BEGIN DATA SHOWN

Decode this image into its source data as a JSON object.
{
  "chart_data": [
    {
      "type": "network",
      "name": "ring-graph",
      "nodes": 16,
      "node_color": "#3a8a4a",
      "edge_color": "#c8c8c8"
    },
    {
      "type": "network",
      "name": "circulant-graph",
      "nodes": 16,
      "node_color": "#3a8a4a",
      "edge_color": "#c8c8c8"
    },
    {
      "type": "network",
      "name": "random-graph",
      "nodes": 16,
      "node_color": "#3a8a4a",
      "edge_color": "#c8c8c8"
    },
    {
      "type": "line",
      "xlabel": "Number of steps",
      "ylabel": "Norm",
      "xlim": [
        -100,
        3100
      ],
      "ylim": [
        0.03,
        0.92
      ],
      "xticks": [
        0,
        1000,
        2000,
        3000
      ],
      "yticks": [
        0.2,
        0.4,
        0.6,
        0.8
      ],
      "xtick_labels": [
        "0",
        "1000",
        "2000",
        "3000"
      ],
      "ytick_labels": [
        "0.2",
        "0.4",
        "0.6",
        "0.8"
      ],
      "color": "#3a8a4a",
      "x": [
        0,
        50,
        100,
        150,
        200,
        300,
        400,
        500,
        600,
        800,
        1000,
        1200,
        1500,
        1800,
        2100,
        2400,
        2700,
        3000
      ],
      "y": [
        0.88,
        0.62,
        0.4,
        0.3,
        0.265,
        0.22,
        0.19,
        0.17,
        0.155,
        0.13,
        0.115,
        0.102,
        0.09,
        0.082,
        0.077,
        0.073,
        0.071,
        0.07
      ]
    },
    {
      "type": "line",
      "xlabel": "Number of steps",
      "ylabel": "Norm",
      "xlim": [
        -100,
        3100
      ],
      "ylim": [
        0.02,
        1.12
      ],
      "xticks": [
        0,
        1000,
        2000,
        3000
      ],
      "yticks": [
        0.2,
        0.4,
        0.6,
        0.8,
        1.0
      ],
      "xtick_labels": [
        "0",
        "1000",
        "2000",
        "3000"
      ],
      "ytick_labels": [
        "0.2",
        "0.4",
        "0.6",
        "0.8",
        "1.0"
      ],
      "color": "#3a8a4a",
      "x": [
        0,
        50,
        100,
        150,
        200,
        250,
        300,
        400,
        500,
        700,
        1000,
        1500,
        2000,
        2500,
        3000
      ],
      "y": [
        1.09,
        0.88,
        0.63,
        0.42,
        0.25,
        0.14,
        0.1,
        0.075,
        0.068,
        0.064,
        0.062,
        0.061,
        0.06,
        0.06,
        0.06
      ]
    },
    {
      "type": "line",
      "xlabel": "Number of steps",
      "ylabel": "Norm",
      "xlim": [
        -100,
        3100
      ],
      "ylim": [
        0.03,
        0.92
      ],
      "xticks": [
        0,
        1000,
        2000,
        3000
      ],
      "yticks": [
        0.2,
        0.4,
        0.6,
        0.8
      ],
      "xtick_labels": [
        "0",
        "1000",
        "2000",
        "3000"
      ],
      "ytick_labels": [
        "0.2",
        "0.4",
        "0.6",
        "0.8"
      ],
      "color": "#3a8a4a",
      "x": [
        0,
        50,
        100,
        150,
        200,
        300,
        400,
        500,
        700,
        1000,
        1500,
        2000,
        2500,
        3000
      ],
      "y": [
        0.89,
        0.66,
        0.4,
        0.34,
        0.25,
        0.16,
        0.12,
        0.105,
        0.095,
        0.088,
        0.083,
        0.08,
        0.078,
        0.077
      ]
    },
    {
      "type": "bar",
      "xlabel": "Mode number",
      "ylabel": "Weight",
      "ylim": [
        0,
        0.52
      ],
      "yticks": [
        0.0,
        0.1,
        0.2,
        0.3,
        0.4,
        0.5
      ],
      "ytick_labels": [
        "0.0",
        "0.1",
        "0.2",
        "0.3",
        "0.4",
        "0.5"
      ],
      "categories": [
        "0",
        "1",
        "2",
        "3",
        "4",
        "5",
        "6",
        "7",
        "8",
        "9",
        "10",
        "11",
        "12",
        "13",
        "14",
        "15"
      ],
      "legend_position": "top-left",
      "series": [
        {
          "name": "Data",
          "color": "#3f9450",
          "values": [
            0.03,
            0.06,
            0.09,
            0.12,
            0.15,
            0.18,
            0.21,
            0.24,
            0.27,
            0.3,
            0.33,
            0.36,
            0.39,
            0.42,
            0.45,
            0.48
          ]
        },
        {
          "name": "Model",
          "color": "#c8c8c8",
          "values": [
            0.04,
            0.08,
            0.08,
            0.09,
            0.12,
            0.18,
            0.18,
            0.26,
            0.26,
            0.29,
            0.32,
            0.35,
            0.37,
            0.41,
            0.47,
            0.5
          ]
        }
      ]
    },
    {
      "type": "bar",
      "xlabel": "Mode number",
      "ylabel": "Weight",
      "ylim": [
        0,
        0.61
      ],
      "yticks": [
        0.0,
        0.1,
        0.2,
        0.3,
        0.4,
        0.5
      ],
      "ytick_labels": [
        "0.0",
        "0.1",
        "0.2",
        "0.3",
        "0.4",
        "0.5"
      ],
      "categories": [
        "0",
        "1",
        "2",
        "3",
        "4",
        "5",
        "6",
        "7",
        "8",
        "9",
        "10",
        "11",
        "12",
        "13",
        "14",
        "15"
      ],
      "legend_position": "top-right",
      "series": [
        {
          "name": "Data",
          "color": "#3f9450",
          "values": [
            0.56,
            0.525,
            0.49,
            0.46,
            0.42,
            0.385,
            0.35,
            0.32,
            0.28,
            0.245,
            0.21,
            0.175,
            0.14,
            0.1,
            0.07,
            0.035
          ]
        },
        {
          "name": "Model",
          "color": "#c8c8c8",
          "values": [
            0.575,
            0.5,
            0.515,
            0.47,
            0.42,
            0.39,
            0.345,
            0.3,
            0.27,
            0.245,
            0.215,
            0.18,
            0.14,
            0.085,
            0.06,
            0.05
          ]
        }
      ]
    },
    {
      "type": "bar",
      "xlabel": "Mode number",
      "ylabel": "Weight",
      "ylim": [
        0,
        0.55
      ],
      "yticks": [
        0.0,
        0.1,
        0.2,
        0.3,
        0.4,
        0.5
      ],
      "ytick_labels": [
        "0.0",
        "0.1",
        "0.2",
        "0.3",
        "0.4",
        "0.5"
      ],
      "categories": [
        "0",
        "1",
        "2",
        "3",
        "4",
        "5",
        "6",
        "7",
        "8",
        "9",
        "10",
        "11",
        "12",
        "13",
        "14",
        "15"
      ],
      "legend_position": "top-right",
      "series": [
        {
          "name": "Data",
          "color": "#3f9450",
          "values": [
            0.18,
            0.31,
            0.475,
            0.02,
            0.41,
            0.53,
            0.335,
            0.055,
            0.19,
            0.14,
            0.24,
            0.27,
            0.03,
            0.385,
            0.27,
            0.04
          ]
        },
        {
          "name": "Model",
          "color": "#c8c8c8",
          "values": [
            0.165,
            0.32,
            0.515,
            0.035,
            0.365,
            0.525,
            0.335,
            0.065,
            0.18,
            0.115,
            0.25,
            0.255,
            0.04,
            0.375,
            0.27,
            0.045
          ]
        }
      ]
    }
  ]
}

END DATA SHOWN

WORK TO DO: Write down every line of the data exactly as it appears above.

WORKED ANSWER:
Decode this image into its source data as a JSON object.
{
  "chart_data": [
    {
      "type": "network",
      "name": "ring-graph",
      "nodes": 16,
      "node_color": "#3a8a4a",
      "edge_color": "#c8c8c8"
    },
    {
      "type": "network",
      "name": "circulant-graph",
      "nodes": 16,
      "node_color": "#3a8a4a",
      "edge_color": "#c8c8c8"
    },
    {
      "type": "network",
      "name": "random-graph",
      "nodes": 16,
      "node_color": "#3a8a4a",
      "edge_color": "#c8c8c8"
    },
    {
      "type": "line",
      "xlabel": "Number of steps",
      "ylabel": "Norm",
      "xlim": [
        -100,
        3100
      ],
      "ylim": [
        0.03,
        0.92
      ],
      "xticks": [
        0,
        1000,
        2000,
        3000
      ],
      "yticks": [
        0.2,
        0.4,
        0.6,
        0.8
      ],
      "xtick_labels": [
        "0",
        "1000",
        "2000",
        "3000"
      ],
      "ytick_labels": [
        "0.2",
        "0.4",
        "0.6",
        "0.8"
      ],
      "color": "#3a8a4a",
      "x": [
        0,
        50,
        100,
        150,
        200,
        300,
        400,
        500,
        600,
        800,
        1000,
        1200,
        1500,
        1800,
        2100,
        2400,
        2700,
        3000
      ],
      "y": [
        0.88,
        0.62,
        0.4,
        0.3,
        0.265,
        0.22,
        0.19,
        0.17,
        0.155,
        0.13,
        0.115,
        0.102,
        0.09,
        0.082,
        0.077,
        0.073,
        0.071,
        0.07
      ]
    },
    {
      "type": "line",
      "xlabel": "Number of steps",
      "ylabel": "Norm",
      "xlim": [
        -100,
        3100
      ],
      "ylim": [
        0.02,
        1.12
      ],
      "xticks": [
        0,
        1000,
        2000,
        3000
      ],
      "yticks": [
        0.2,
        0.4,
        0.6,
        0.8,
        1.0
      ],
      "xtick_labels": [
        "0",
        "1000",
        "2000",
        "3000"
      ],
      "ytick_labels": [
        "0.2",
        "0.4",
        "0.6",
        "0.8",
        "1.0"
      ],
      "color": "#3a8a4a",
      "x": [
        0,
        50,
        100,
        150,
        200,
        250,
        300,
        400,
        500,
        700,
        1000,
        1500,
        2000,
        2500,
        3000
      ],
      "y": [
        1.09,
        0.88,
        0.63,
        0.42,
        0.25,
        0.14,
        0.1,
        0.075,
        0.068,
        0.064,
        0.062,
        0.061,
        0.06,
        0.06,
        0.06
      ]
    },
    {
      "type": "line",
      "xlabel": "Number of steps",
      "ylabel": "Norm",
      "xlim": [
        -100,
        3100
      ],
      "ylim": [
        0.03,
        0.92
      ],
      "xticks": [
        0,
        1000,
        2000,
        3000
      ],
      "yticks": [
        0.2,
        0.4,
        0.6,
        0.8
      ],
      "xtick_labels": [
        "0",
        "1000",
        "2000",
        "3000"
      ],
      "ytick_labels": [
        "0.2",
        "0.4",
        "0.6",
        "0.8"
      ],
      "color": "#3a8a4a",
      "x": [
        0,
        50,
        100,
        150,
        200,
        300,
        400,
        500,
        700,
        1000,
        1500,
        2000,
        2500,
        3000
      ],
      "y": [
        0.89,
        0.66,
        0.4,
        0.34,
        0.25,
        0.16,
        0.12,
        0.105,
        0.095,
        0.088,
        0.083,
        0.08,
        0.078,
        0.077
      ]
    },
    {
      "type": "bar",
      "xlabel": "Mode number",
      "ylabel": "Weight",
      "ylim": [
        0,
        0.52
      ],
      "yticks": [
        0.0,
        0.1,
        0.2,
        0.3,
        0.4,
        0.5
      ],
      "ytick_labels": [
        "0.0",
        "0.1",
        "0.2",
        "0.3",
        "0.4",
        "0.5"
      ],
      "categories": [
        "0",
        "1",
        "2",
        "3",
        "4",
        "5",
        "6",
        "7",
        "8",
        "9",
        "10",
        "11",
        "12",
        "13",
        "14",
        "15"
      ],
      "legend_position": "top-left",
      "series": [
        {
          "name": "Data",
          "color": "#3f9450",
          "values": [
            0.03,
            0.06,
            0.09,
            0.12,
            0.15,
            0.18,
            0.21,
            0.24,
            0.27,
            0.3,
            0.33,
            0.36,
            0.39,
            0.42,
            0.45,
            0.48
          ]
        },
        {
          "name": "Model",
          "color": "#c8c8c8",
          "values": [
            0.04,
            0.08,
            0.08,
            0.09,
            0.12,
            0.18,
            0.18,
            0.26,
            0.26,
            0.29,
            0.32,
            0.35,
            0.37,
            0.41,
            0.47,
            0.5
          ]
        }
      ]
    },
    {
      "type": "bar",
      "xlabel": "Mode number",
      "ylabel": "Weight",
      "ylim": [
        0,
        0.61
      ],
      "yticks": [
        0.0,
        0.1,
        0.2,
        0.3,
        0.4,
        0.5
      ],
      "ytick_labels": [
        "0.0",
        "0.1",
        "0.2",
        "0.3",
        "0.4",
        "0.5"
      ],
      "categories": [
        "0",
        "1",
        "2",
        "3",
        "4",
        "5",
        "6",
        "7",
        "8",
        "9",
        "10",
        "11",
        "12",
        "13",
        "14",
        "15"
      ],
      "legend_position": "top-right",
      "series": [
        {
          "name": "Data",
          "color": "#3f9450",
          "values": [
            0.56,
            0.525,
            0.49,
            0.46,
            0.42,
            0.385,
            0.35,
            0.32,
            0.28,
            0.245,
            0.21,
            0.175,
            0.14,
            0.1,
            0.07,
            0.035
          ]
        },
        {
          "name": "Model",
          "color": "#c8c8c8",
          "values": [
            0.575,
            0.5,
            0.515,
            0.47,
            0.42,
            0.39,
            0.345,
            0.3,
            0.27,
            0.245,
            0.215,
            0.18,
            0.14,
            0.085,
            0.06,
            0.05
          ]
        }
      ]
    },
    {
      "type": "bar",
      "xlabel": "Mode number",
      "ylabel": "Weight",
      "ylim": [
        0,
        0.55
      ],
      "yticks": [
        0.0,
        0.1,
        0.2,
        0.3,
        0.4,
        0.5
      ],
      "ytick_labels": [
        "0.0",
        "0.1",
        "0.2",
        "0.3",
        "0.4",
        "0.5"
      ],
      "categories": [
        "0",
        "1",
        "2",
        "3",
        "4",
        "5",
        "6",
        "7",
        "8",
        "9",
        "10",
        "11",
        "12",
        "13",
        "14",
        "15"
      ],
      "legend_position": "top-right",
      "series": [
        {
          "name": "Data",
          "color": "#3f9450",
          "values": [
            0.18,
            0.31,
            0.475,
            0.02,
            0.41,
            0.53,
            0.335,
            0.055,
            0.19,
            0.14,
            0.24,
            0.27,
            0.03,
            0.385,
            0.27,
            0.04
          ]
        },
        {
          "name": "Model",
          "color": "#c8c8c8",
          "values": [
            0.165,
            0.32,
            0.515,
            0.035,
            0.365,
            0.525,
            0.335,
            0.065,
            0.18,
            0.115,
            0.25,
            0.255,
            0.04,
            0.375,
            0.27,
            0.045
          ]
        }
      ]
    }
  ]
}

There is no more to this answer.